What to produce
Retype the complete listing exactly as it appears.

[Dataset records]
........

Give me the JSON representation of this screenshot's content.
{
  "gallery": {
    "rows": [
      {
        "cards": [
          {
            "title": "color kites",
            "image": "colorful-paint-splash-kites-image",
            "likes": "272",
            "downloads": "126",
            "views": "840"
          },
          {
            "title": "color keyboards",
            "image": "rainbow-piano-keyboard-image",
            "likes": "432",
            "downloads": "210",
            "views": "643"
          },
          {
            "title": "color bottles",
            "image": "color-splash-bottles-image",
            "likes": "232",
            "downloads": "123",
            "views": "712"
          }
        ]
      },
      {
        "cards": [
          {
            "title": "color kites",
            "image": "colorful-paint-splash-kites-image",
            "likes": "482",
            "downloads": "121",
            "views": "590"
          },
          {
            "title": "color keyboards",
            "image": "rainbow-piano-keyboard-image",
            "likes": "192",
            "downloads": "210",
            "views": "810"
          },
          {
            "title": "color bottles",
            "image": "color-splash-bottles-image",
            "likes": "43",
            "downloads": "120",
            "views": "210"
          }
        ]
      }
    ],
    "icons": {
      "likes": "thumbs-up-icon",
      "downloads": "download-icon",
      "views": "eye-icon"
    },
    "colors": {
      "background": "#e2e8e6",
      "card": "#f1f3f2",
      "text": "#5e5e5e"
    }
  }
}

........

Written answer
Give me the JSON representation of this screenshot's content.
{
  "gallery": {
    "rows": [
      {
        "cards": [
          {
            "title": "color kites",
            "image": "colorful-paint-splash-kites-image",
            "likes": "272",
            "downloads": "126",
            "views": "840"
          },
          {
            "title": "color keyboards",
            "image": "rainbow-piano-keyboard-image",
            "likes": "432",
            "downloads": "210",
            "views": "643"
          },
          {
            "title": "color bottles",
            "image": "color-splash-bottles-image",
            "likes": "232",
            "downloads": "123",
            "views": "712"
          }
        ]
      },
      {
        "cards": [
          {
            "title": "color kites",
            "image": "colorful-paint-splash-kites-image",
            "likes": "482",
            "downloads": "121",
            "views": "590"
          },
          {
            "title": "color keyboards",
            "image": "rainbow-piano-keyboard-image",
            "likes": "192",
            "downloads": "210",
            "views": "810"
          },
          {
            "title": "color bottles",
            "image": "color-splash-bottles-image",
            "likes": "43",
            "downloads": "120",
            "views": "210"
          }
        ]
      }
    ],
    "icons": {
      "likes": "thumbs-up-icon",
      "downloads": "download-icon",
      "views": "eye-icon"
    },
    "colors": {
      "background": "#e2e8e6",
      "card": "#f1f3f2",
      "text": "#5e5e5e"
    }
  }
}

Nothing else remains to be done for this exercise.